WHAT IS EXPECTED.
Using the records below, locate all lines containing "start" and return them.

▽

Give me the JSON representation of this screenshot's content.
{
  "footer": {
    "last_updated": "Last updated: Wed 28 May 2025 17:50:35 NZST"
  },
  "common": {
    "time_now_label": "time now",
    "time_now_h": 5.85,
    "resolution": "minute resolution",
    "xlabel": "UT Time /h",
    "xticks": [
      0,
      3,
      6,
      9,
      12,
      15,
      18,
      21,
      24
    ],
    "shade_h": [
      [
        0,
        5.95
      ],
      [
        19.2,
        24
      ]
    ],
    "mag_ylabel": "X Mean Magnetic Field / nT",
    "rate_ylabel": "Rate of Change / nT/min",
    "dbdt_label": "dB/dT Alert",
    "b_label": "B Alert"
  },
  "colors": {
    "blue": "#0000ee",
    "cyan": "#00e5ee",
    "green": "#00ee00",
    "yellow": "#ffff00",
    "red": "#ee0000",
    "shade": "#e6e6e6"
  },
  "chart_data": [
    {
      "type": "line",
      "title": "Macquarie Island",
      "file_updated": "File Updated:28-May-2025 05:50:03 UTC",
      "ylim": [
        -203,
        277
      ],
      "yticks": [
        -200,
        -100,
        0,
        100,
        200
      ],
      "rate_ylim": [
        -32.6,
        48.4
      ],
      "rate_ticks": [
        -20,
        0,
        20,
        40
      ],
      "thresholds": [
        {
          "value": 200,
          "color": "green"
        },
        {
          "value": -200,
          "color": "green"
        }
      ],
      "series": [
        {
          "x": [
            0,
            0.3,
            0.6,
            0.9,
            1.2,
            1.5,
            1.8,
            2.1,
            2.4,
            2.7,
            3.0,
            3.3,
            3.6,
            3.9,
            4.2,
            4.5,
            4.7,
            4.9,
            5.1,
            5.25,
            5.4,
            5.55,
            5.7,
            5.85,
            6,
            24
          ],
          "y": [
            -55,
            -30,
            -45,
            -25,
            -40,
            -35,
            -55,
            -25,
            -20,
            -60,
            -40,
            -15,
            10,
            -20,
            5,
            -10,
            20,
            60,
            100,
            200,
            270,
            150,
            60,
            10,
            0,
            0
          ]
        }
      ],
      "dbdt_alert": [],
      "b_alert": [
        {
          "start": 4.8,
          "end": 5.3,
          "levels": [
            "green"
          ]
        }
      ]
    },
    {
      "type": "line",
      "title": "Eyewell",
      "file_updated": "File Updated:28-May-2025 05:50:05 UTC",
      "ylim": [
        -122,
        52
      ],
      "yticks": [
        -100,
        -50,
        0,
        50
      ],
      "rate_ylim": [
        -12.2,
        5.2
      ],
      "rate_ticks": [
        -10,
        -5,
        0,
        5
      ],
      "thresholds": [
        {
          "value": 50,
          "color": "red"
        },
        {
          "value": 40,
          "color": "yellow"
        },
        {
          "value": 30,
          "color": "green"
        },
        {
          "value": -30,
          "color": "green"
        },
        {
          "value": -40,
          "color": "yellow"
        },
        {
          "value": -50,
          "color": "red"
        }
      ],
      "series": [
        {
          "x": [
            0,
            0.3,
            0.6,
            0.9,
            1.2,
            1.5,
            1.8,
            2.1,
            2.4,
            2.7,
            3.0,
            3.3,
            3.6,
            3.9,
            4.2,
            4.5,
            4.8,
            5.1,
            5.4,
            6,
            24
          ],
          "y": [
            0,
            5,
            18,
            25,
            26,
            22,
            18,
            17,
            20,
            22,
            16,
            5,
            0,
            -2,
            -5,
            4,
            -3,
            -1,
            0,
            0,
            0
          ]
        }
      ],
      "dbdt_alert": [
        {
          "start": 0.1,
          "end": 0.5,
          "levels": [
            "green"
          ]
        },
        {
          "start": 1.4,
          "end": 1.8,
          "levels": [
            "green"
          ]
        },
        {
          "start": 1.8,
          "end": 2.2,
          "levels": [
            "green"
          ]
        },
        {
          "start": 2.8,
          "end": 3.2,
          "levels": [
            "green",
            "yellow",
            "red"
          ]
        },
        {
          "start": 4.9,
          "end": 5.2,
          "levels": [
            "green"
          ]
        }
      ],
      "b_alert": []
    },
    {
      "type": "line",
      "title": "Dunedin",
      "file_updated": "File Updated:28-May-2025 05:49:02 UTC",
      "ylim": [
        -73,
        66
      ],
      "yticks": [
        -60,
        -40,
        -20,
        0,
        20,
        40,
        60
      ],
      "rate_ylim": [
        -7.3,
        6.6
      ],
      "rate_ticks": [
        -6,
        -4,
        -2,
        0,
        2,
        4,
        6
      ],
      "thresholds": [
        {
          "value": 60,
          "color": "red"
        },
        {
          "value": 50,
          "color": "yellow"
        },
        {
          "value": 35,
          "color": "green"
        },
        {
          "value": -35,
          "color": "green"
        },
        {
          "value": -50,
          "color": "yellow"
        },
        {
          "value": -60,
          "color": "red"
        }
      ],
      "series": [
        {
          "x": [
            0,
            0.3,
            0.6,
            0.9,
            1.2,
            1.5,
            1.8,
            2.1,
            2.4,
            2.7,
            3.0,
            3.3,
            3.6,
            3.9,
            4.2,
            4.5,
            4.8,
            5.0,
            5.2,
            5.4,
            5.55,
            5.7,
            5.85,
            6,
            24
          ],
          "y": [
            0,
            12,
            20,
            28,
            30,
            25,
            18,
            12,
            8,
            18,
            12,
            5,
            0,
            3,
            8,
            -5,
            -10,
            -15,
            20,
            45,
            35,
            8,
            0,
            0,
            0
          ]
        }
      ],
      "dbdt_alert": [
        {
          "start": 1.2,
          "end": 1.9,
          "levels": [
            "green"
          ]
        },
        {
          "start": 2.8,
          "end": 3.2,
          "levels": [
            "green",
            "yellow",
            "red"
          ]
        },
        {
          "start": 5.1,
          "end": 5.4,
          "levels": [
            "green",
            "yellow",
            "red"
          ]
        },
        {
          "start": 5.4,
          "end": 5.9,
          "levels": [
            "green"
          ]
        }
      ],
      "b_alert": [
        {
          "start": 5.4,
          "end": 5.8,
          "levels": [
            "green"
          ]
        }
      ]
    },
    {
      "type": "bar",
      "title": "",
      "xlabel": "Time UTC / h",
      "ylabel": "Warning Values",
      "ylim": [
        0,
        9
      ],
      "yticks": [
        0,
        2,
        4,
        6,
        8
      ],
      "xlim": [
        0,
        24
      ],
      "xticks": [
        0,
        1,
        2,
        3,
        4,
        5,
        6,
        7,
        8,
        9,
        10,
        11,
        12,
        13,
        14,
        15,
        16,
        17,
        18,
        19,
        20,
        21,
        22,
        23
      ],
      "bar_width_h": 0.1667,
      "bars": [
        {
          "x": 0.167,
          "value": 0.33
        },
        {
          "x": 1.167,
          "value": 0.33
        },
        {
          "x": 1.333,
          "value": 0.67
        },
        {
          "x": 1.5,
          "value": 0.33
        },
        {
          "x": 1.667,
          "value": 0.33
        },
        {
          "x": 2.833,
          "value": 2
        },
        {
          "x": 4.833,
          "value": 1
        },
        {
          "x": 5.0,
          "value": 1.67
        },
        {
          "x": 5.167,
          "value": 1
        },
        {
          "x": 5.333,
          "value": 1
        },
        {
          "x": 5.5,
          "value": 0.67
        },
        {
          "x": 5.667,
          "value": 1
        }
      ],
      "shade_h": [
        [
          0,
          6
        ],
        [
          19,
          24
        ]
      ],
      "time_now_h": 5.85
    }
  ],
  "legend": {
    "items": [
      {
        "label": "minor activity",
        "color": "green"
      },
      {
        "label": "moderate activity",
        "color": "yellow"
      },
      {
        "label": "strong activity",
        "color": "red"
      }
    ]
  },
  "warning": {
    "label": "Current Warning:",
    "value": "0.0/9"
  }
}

△

SOLUTION FOR THIS TASK.
          "start": 4.8,
          "start": 0.1,
          "start": 1.4,
          "start": 1.8,
          "start": 2.8,
          "start": 4.9,
          "start": 1.2,
          "start": 2.8,
          "start": 5.1,
          "start": 5.4,
          "start": 5.4,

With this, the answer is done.